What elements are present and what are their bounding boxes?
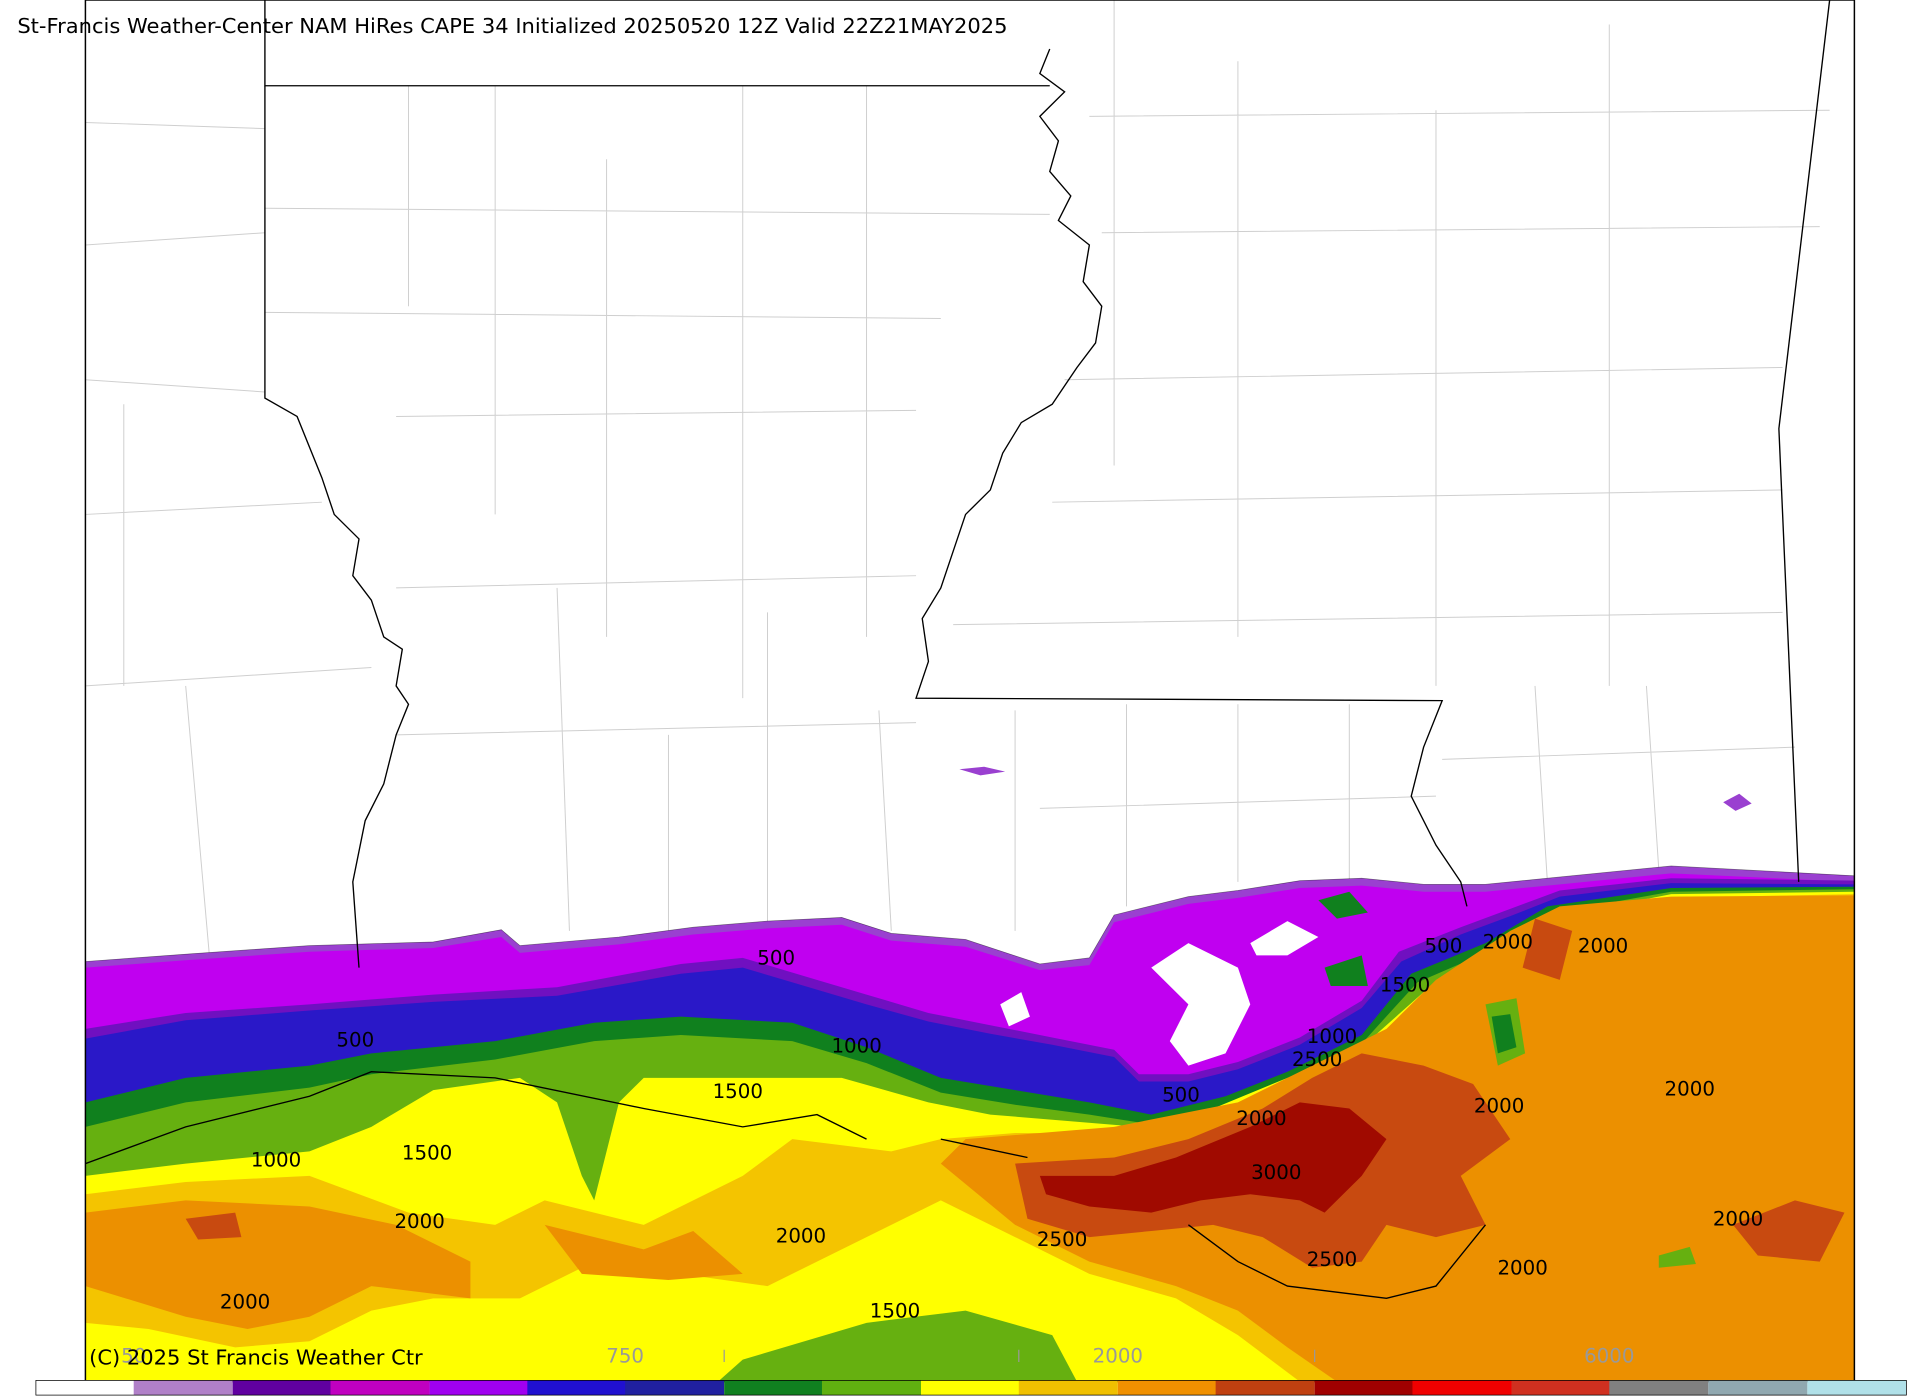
colorbar-label: 50	[121, 1345, 146, 1368]
contour-label: 2000	[1497, 1257, 1547, 1280]
contour-label: 1000	[251, 1149, 301, 1172]
contour-label: 2000	[1236, 1107, 1286, 1130]
contour-labels: 500 500 1000 1500 1000 1500 2000 2000 2000 1500 50…	[220, 931, 1763, 1323]
contour-label: 500	[336, 1029, 374, 1052]
copyright: (C) 2025 St Francis Weather Ctr	[89, 1346, 423, 1370]
cape-fields	[85, 766, 1855, 1382]
contour-label: 1500	[1380, 974, 1430, 997]
contour-label: 2000	[776, 1225, 826, 1248]
title: St-Francis Weather-Center NAM HiRes CAPE…	[17, 14, 1007, 38]
contour-label: 1500	[713, 1080, 763, 1103]
colorbar-labels: 50 750 2000 6000	[121, 1345, 1634, 1368]
contour-label: 2500	[1307, 1248, 1357, 1271]
contour-label: 2000	[1578, 934, 1628, 957]
contour-label: 3000	[1251, 1161, 1301, 1184]
contour-label: 1500	[402, 1141, 452, 1164]
contour-label: 2000	[220, 1291, 270, 1314]
colorbar-label: 2000	[1093, 1345, 1143, 1368]
contour-label: 1000	[1307, 1025, 1357, 1048]
counties	[85, 0, 1830, 968]
colorbar-label: 6000	[1584, 1345, 1634, 1368]
contour-label: 2500	[1037, 1228, 1087, 1251]
contour-label: 2000	[1665, 1078, 1715, 1101]
contour-label: 2000	[1483, 931, 1533, 954]
contour-label: 2000	[1713, 1208, 1763, 1231]
contour-label: 1500	[870, 1299, 920, 1322]
contour-label: 500	[757, 947, 795, 970]
contour-label: 2500	[1292, 1048, 1342, 1071]
contour-label: 1000	[831, 1035, 881, 1058]
contour-label: 500	[1425, 934, 1463, 957]
colorbar	[35, 1349, 1907, 1396]
contour-label: 2000	[394, 1210, 444, 1233]
contour-label: 500	[1162, 1084, 1200, 1107]
colorbar-label: 750	[606, 1345, 644, 1368]
contour-label: 2000	[1474, 1095, 1524, 1118]
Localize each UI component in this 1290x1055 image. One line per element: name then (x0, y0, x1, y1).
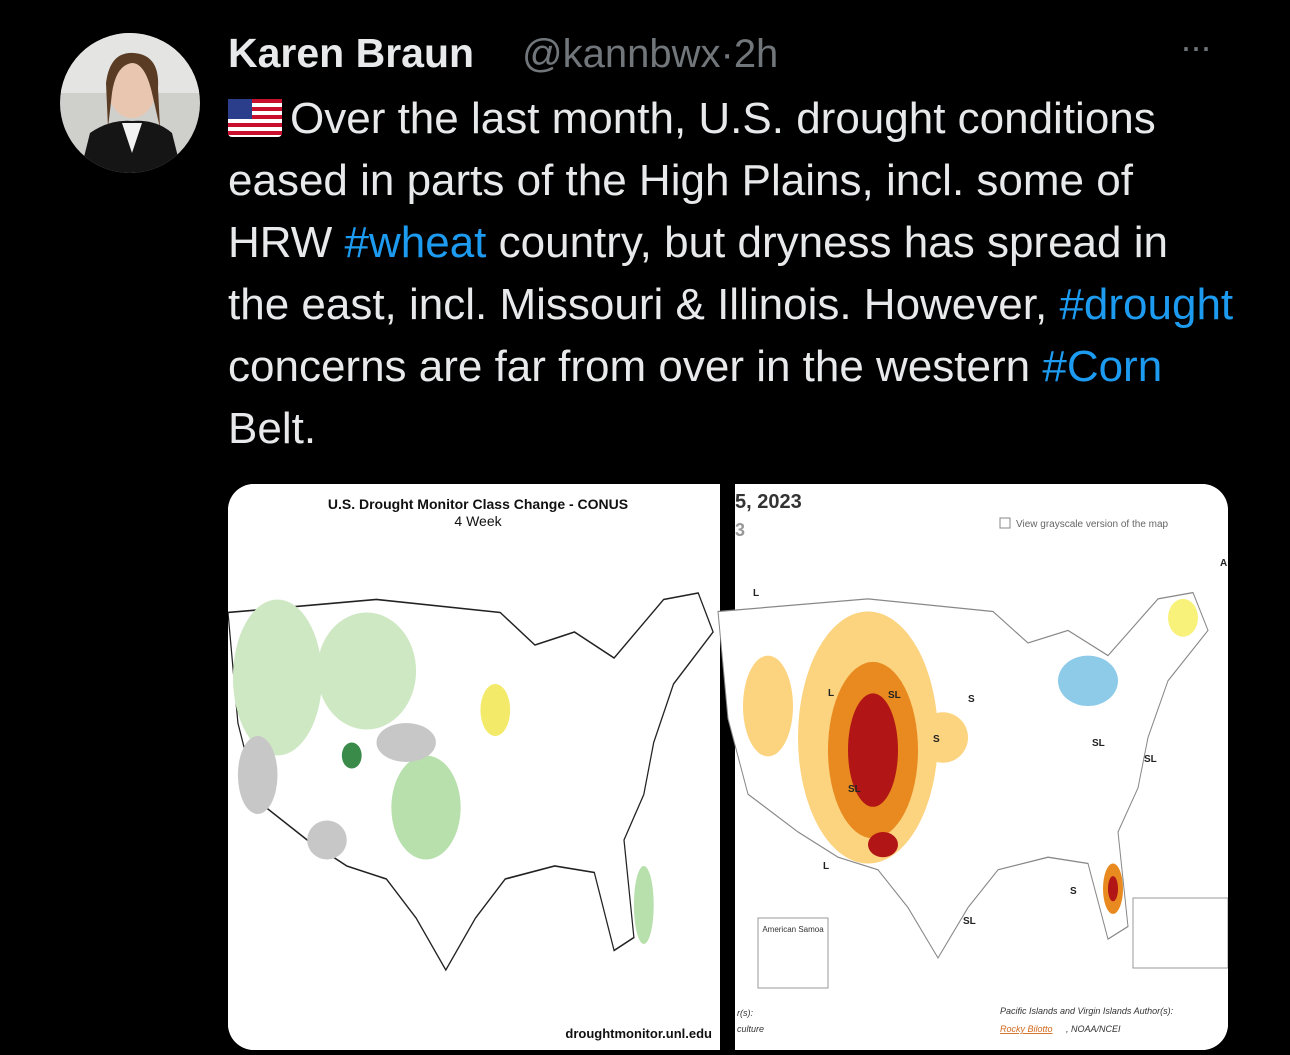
more-menu[interactable]: ··· (1180, 26, 1212, 67)
text: concerns are far from over in the wester… (228, 342, 1043, 391)
footer-text: , NOAA/NCEI (1066, 1024, 1121, 1034)
media[interactable]: U.S. Drought Monitor Class Change - CONU… (228, 484, 1228, 1050)
map-date-sub: 3 (735, 520, 745, 540)
inset (1132, 897, 1228, 969)
map-title: U.S. Drought Monitor Class Change - CONU… (328, 496, 628, 512)
map-label: L (828, 688, 834, 699)
hashtag[interactable]: #Corn (1042, 342, 1163, 391)
inset (757, 917, 829, 989)
footer-text: r(s): (737, 1008, 753, 1018)
text: Over the last month, U.S. drought condit… (228, 94, 1156, 267)
map-label: SL (888, 690, 901, 701)
map-label: S (968, 694, 975, 705)
map-label: L (753, 588, 759, 599)
text: country, but dryness has spread in the e… (228, 218, 1168, 329)
hashtag[interactable]: #wheat (344, 218, 487, 267)
map-date: 5, 2023 (735, 491, 802, 513)
map-label: A (1220, 558, 1227, 569)
map-label: S (933, 734, 940, 745)
footer-text: culture (737, 1024, 764, 1034)
checkbox-label[interactable]: View grayscale version of the map (1016, 519, 1169, 530)
author-link[interactable]: Rocky Bilotto (1000, 1024, 1053, 1034)
map-label: L (823, 861, 829, 872)
map-left (228, 593, 713, 970)
media-images: U.S. Drought Monitor Class Change - CONU… (228, 484, 1228, 1050)
hashtag[interactable]: #drought (1059, 280, 1234, 329)
separator: · (720, 32, 734, 76)
flag-emoji (228, 99, 282, 137)
text: Belt. (228, 404, 317, 453)
map-source: droughtmonitor.unl.edu (565, 1026, 712, 1041)
map-label: SL (963, 916, 976, 927)
avatar[interactable] (60, 33, 200, 173)
footer-text: Pacific Islands and Virgin Islands Autho… (1000, 1006, 1174, 1016)
author-name[interactable]: Karen Braun (228, 30, 475, 76)
author-meta: @kannbwx·2h (522, 32, 778, 77)
timestamp[interactable]: 2h (733, 32, 779, 76)
map-right (718, 593, 1208, 958)
map-subtitle: 4 Week (454, 513, 502, 529)
map-label: SL (1092, 738, 1105, 749)
handle[interactable]: @kannbwx (522, 32, 721, 76)
map-label: SL (848, 784, 861, 795)
checkbox[interactable] (999, 517, 1011, 529)
inset-label: American Samoa (762, 925, 824, 934)
tweet-text: Over the last month, U.S. drought condit… (228, 88, 1238, 460)
map-label: SL (1144, 754, 1157, 765)
map-label: S (1070, 886, 1077, 897)
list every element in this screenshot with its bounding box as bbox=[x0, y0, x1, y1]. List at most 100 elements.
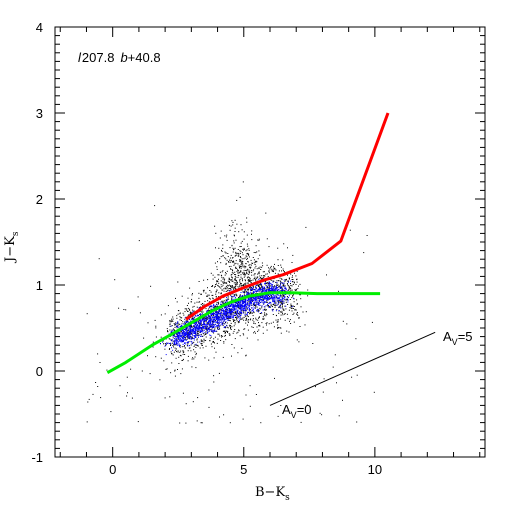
scatter-point bbox=[259, 254, 261, 256]
scatter-point bbox=[231, 305, 233, 307]
scatter-point bbox=[194, 337, 196, 338]
y-tick-label: 2 bbox=[36, 192, 43, 207]
scatter-point bbox=[173, 335, 175, 337]
scatter-point bbox=[280, 332, 282, 334]
scatter-point bbox=[192, 335, 194, 337]
scatter-point bbox=[214, 324, 216, 325]
scatter-point bbox=[226, 305, 228, 307]
scatter-point bbox=[194, 326, 196, 328]
scatter-point bbox=[244, 283, 246, 285]
scatter-point bbox=[179, 351, 181, 353]
scatter-point bbox=[219, 335, 221, 337]
scatter-point bbox=[169, 343, 171, 344]
scatter-point bbox=[178, 345, 180, 346]
scatter-point bbox=[242, 309, 244, 311]
scatter-point bbox=[219, 318, 221, 320]
scatter-point bbox=[192, 311, 194, 313]
scatter-point bbox=[264, 308, 266, 310]
scatter-point bbox=[253, 278, 255, 280]
scatter-point bbox=[242, 306, 244, 308]
scatter-point bbox=[171, 342, 173, 344]
scatter-point bbox=[191, 331, 193, 333]
scatter-point bbox=[233, 261, 235, 263]
scatter-point bbox=[223, 312, 225, 314]
scatter-point bbox=[231, 285, 233, 287]
scatter-point bbox=[269, 302, 270, 304]
scatter-point bbox=[244, 300, 246, 302]
scatter-point bbox=[302, 311, 304, 313]
scatter-point bbox=[198, 323, 200, 324]
scatter-point bbox=[187, 320, 189, 322]
scatter-point bbox=[245, 313, 247, 315]
scatter-point bbox=[285, 293, 287, 295]
scatter-point bbox=[264, 275, 266, 277]
scatter-point bbox=[286, 313, 288, 315]
scatter-point bbox=[252, 318, 254, 320]
scatter-point bbox=[171, 320, 173, 322]
scatter-point bbox=[234, 263, 236, 265]
scatter-point bbox=[230, 254, 232, 256]
scatter-point bbox=[238, 330, 240, 332]
scatter-point bbox=[294, 308, 296, 310]
scatter-point bbox=[251, 304, 253, 306]
scatter-point bbox=[185, 316, 187, 318]
scatter-point bbox=[224, 235, 226, 237]
scatter-point bbox=[236, 318, 238, 319]
scatter-point bbox=[200, 303, 202, 305]
scatter-point bbox=[269, 268, 271, 270]
scatter-point bbox=[258, 271, 260, 273]
scatter-point bbox=[210, 272, 212, 274]
scatter-point bbox=[250, 299, 252, 301]
scatter-point bbox=[240, 271, 242, 273]
scatter-point bbox=[177, 337, 179, 339]
scatter-point bbox=[196, 420, 198, 422]
scatter-point bbox=[257, 258, 259, 260]
scatter-point bbox=[178, 310, 180, 312]
scatter-point bbox=[283, 298, 285, 300]
scatter-point bbox=[178, 337, 180, 339]
scatter-point bbox=[255, 265, 257, 267]
scatter-point bbox=[204, 300, 206, 302]
scatter-point bbox=[222, 244, 224, 246]
scatter-point bbox=[234, 274, 236, 275]
scatter-point bbox=[199, 314, 201, 315]
scatter-point bbox=[240, 305, 242, 307]
scatter-point bbox=[294, 272, 295, 274]
scatter-point bbox=[164, 348, 166, 350]
scatter-point bbox=[277, 265, 279, 266]
scatter-point bbox=[204, 326, 206, 328]
scatter-point bbox=[233, 249, 234, 251]
scatter-point bbox=[206, 332, 208, 334]
scatter-point bbox=[228, 311, 230, 313]
scatter-point bbox=[274, 301, 276, 303]
scatter-point bbox=[281, 295, 283, 297]
scatter-point bbox=[190, 301, 192, 303]
scatter-point bbox=[283, 313, 285, 315]
scatter-point bbox=[230, 260, 232, 262]
scatter-point bbox=[211, 305, 213, 307]
scatter-point bbox=[280, 300, 282, 302]
scatter-point bbox=[214, 342, 215, 344]
scatter-point bbox=[170, 331, 172, 333]
scatter-point bbox=[223, 323, 225, 325]
scatter-point bbox=[258, 238, 260, 240]
scatter-point bbox=[183, 328, 185, 330]
scatter-point bbox=[277, 324, 279, 326]
scatter-point bbox=[239, 303, 241, 305]
scatter-point bbox=[200, 321, 202, 323]
scatter-point bbox=[250, 309, 251, 311]
scatter-point bbox=[228, 266, 230, 268]
scatter-point bbox=[246, 318, 248, 320]
scatter-point bbox=[253, 292, 255, 293]
scatter-point bbox=[258, 329, 260, 331]
scatter-point bbox=[236, 332, 238, 334]
scatter-point bbox=[284, 288, 286, 290]
scatter-point bbox=[227, 312, 229, 314]
scatter-point bbox=[239, 302, 241, 304]
scatter-point bbox=[203, 321, 205, 323]
scatter-point bbox=[237, 249, 239, 250]
scatter-point bbox=[214, 328, 216, 330]
scatter-point bbox=[243, 301, 245, 303]
scatter-point bbox=[229, 261, 231, 263]
scatter-point bbox=[231, 287, 233, 289]
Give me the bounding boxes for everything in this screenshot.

• **WRITTEN REQUEST**: Please copy the part of the listing above that opens with the line containing "scatter-point bbox=[259, 254, 261, 256]" and closes with the line containing "scatter-point bbox=[251, 304, 253, 306]", keeping both of those lines and reproducing each line unchanged.

• **EXERCISE SOLUTION**:
scatter-point bbox=[259, 254, 261, 256]
scatter-point bbox=[231, 305, 233, 307]
scatter-point bbox=[194, 337, 196, 338]
y-tick-label: 2 bbox=[36, 192, 43, 207]
scatter-point bbox=[173, 335, 175, 337]
scatter-point bbox=[280, 332, 282, 334]
scatter-point bbox=[192, 335, 194, 337]
scatter-point bbox=[214, 324, 216, 325]
scatter-point bbox=[226, 305, 228, 307]
scatter-point bbox=[194, 326, 196, 328]
scatter-point bbox=[244, 283, 246, 285]
scatter-point bbox=[179, 351, 181, 353]
scatter-point bbox=[219, 335, 221, 337]
scatter-point bbox=[169, 343, 171, 344]
scatter-point bbox=[178, 345, 180, 346]
scatter-point bbox=[242, 309, 244, 311]
scatter-point bbox=[219, 318, 221, 320]
scatter-point bbox=[192, 311, 194, 313]
scatter-point bbox=[264, 308, 266, 310]
scatter-point bbox=[253, 278, 255, 280]
scatter-point bbox=[242, 306, 244, 308]
scatter-point bbox=[171, 342, 173, 344]
scatter-point bbox=[191, 331, 193, 333]
scatter-point bbox=[233, 261, 235, 263]
scatter-point bbox=[223, 312, 225, 314]
scatter-point bbox=[231, 285, 233, 287]
scatter-point bbox=[269, 302, 270, 304]
scatter-point bbox=[244, 300, 246, 302]
scatter-point bbox=[302, 311, 304, 313]
scatter-point bbox=[198, 323, 200, 324]
scatter-point bbox=[187, 320, 189, 322]
scatter-point bbox=[245, 313, 247, 315]
scatter-point bbox=[285, 293, 287, 295]
scatter-point bbox=[264, 275, 266, 277]
scatter-point bbox=[286, 313, 288, 315]
scatter-point bbox=[252, 318, 254, 320]
scatter-point bbox=[171, 320, 173, 322]
scatter-point bbox=[234, 263, 236, 265]
scatter-point bbox=[230, 254, 232, 256]
scatter-point bbox=[238, 330, 240, 332]
scatter-point bbox=[294, 308, 296, 310]
scatter-point bbox=[251, 304, 253, 306]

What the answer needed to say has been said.